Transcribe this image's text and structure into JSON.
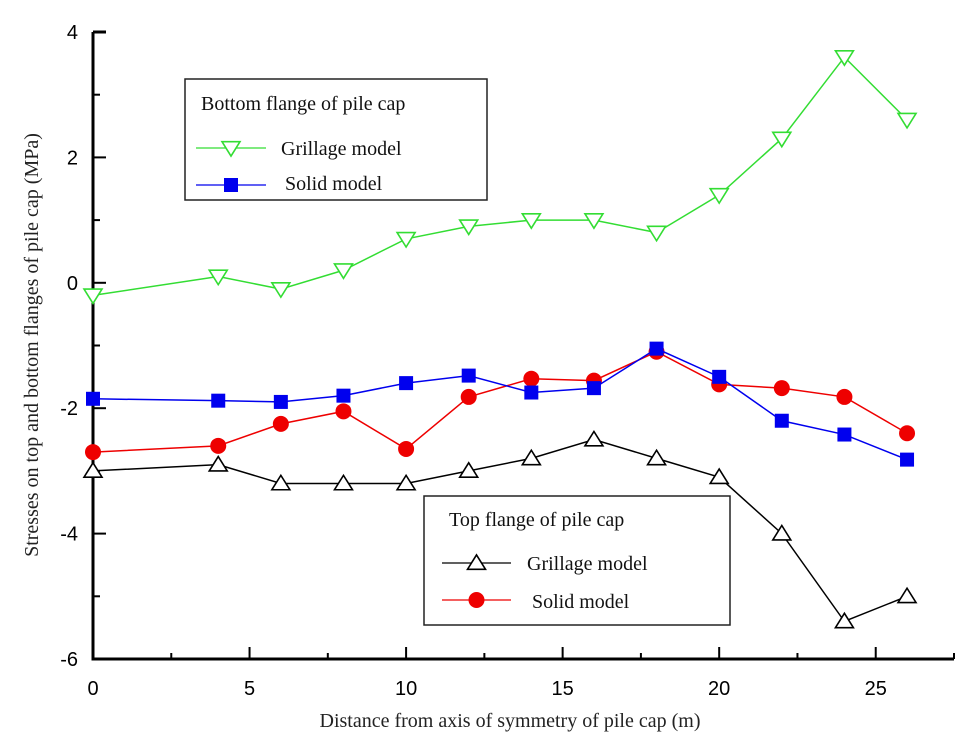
{
  "chart_data": {
    "type": "line",
    "title": "",
    "xlabel": "Distance from axis of symmetry of pile cap (m)",
    "ylabel": "Stresses on top and bottom flanges of pile cap (MPa)",
    "xlim": [
      0,
      27.5
    ],
    "ylim": [
      -6,
      4
    ],
    "xticks": [
      0,
      5,
      10,
      15,
      20,
      25
    ],
    "xtick_labels": [
      "0",
      "5",
      "10",
      "15",
      "20",
      "25"
    ],
    "xminor": [
      2.5,
      7.5,
      12.5,
      17.5,
      22.5
    ],
    "yticks": [
      4,
      2,
      0,
      -2,
      -4,
      -6
    ],
    "ytick_labels": [
      "4",
      "2",
      "0",
      "-2",
      "-4",
      "-6"
    ],
    "yminor": [
      3,
      1,
      -1,
      -3,
      -5
    ],
    "grid": false,
    "x": [
      0,
      4,
      6,
      8,
      10,
      12,
      14,
      16,
      18,
      20,
      22,
      24,
      26
    ],
    "legends": [
      {
        "title": "Bottom flange of pile cap",
        "placement": "upper-left",
        "entries": [
          {
            "label": "Grillage model",
            "series": 0
          },
          {
            "label": "Solid model",
            "series": 1
          }
        ]
      },
      {
        "title": "Top flange of pile cap",
        "placement": "lower-center-right",
        "entries": [
          {
            "label": "Grillage model",
            "series": 2
          },
          {
            "label": "Solid model",
            "series": 3
          }
        ]
      }
    ],
    "series": [
      {
        "name": "Bottom flange - Grillage model",
        "group": "Bottom flange of pile cap",
        "marker": "triangle-down-open",
        "color": "#33dd33",
        "values": [
          -0.2,
          0.1,
          -0.1,
          0.2,
          0.7,
          0.9,
          1.0,
          1.0,
          0.8,
          1.4,
          2.3,
          3.6,
          2.6
        ]
      },
      {
        "name": "Bottom flange - Solid model",
        "group": "Bottom flange of pile cap",
        "marker": "square-filled",
        "color": "#0000ee",
        "values": [
          -1.85,
          -1.88,
          -1.9,
          -1.8,
          -1.6,
          -1.48,
          -1.75,
          -1.68,
          -1.05,
          -1.5,
          -2.2,
          -2.42,
          -2.82
        ]
      },
      {
        "name": "Top flange - Grillage model",
        "group": "Top flange of pile cap",
        "marker": "triangle-up-open",
        "color": "#000000",
        "values": [
          -3.0,
          -2.9,
          -3.2,
          -3.2,
          -3.2,
          -3.0,
          -2.8,
          -2.5,
          -2.8,
          -3.1,
          -4.0,
          -5.4,
          -5.0
        ]
      },
      {
        "name": "Top flange - Solid model",
        "group": "Top flange of pile cap",
        "marker": "circle-filled",
        "color": "#ee0000",
        "values": [
          -2.7,
          -2.6,
          -2.25,
          -2.05,
          -2.65,
          -1.82,
          -1.53,
          -1.56,
          -1.1,
          -1.62,
          -1.68,
          -1.82,
          -2.4
        ]
      }
    ]
  }
}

§ TASK DESCRIPTION
Write the entries above out again exactly, but not the pictures.

§ OUTPUT FOR THIS EXERCISE
Transcribe this image's text and structure into JSON.
{
  "chart_data": {
    "type": "line",
    "title": "",
    "xlabel": "Distance from axis of symmetry of pile cap (m)",
    "ylabel": "Stresses on top and bottom flanges of pile cap (MPa)",
    "xlim": [
      0,
      27.5
    ],
    "ylim": [
      -6,
      4
    ],
    "xticks": [
      0,
      5,
      10,
      15,
      20,
      25
    ],
    "xtick_labels": [
      "0",
      "5",
      "10",
      "15",
      "20",
      "25"
    ],
    "xminor": [
      2.5,
      7.5,
      12.5,
      17.5,
      22.5
    ],
    "yticks": [
      4,
      2,
      0,
      -2,
      -4,
      -6
    ],
    "ytick_labels": [
      "4",
      "2",
      "0",
      "-2",
      "-4",
      "-6"
    ],
    "yminor": [
      3,
      1,
      -1,
      -3,
      -5
    ],
    "grid": false,
    "x": [
      0,
      4,
      6,
      8,
      10,
      12,
      14,
      16,
      18,
      20,
      22,
      24,
      26
    ],
    "legends": [
      {
        "title": "Bottom flange of pile cap",
        "placement": "upper-left",
        "entries": [
          {
            "label": "Grillage model",
            "series": 0
          },
          {
            "label": "Solid model",
            "series": 1
          }
        ]
      },
      {
        "title": "Top flange of pile cap",
        "placement": "lower-center-right",
        "entries": [
          {
            "label": "Grillage model",
            "series": 2
          },
          {
            "label": "Solid model",
            "series": 3
          }
        ]
      }
    ],
    "series": [
      {
        "name": "Bottom flange - Grillage model",
        "group": "Bottom flange of pile cap",
        "marker": "triangle-down-open",
        "color": "#33dd33",
        "values": [
          -0.2,
          0.1,
          -0.1,
          0.2,
          0.7,
          0.9,
          1.0,
          1.0,
          0.8,
          1.4,
          2.3,
          3.6,
          2.6
        ]
      },
      {
        "name": "Bottom flange - Solid model",
        "group": "Bottom flange of pile cap",
        "marker": "square-filled",
        "color": "#0000ee",
        "values": [
          -1.85,
          -1.88,
          -1.9,
          -1.8,
          -1.6,
          -1.48,
          -1.75,
          -1.68,
          -1.05,
          -1.5,
          -2.2,
          -2.42,
          -2.82
        ]
      },
      {
        "name": "Top flange - Grillage model",
        "group": "Top flange of pile cap",
        "marker": "triangle-up-open",
        "color": "#000000",
        "values": [
          -3.0,
          -2.9,
          -3.2,
          -3.2,
          -3.2,
          -3.0,
          -2.8,
          -2.5,
          -2.8,
          -3.1,
          -4.0,
          -5.4,
          -5.0
        ]
      },
      {
        "name": "Top flange - Solid model",
        "group": "Top flange of pile cap",
        "marker": "circle-filled",
        "color": "#ee0000",
        "values": [
          -2.7,
          -2.6,
          -2.25,
          -2.05,
          -2.65,
          -1.82,
          -1.53,
          -1.56,
          -1.1,
          -1.62,
          -1.68,
          -1.82,
          -2.4
        ]
      }
    ]
  }
}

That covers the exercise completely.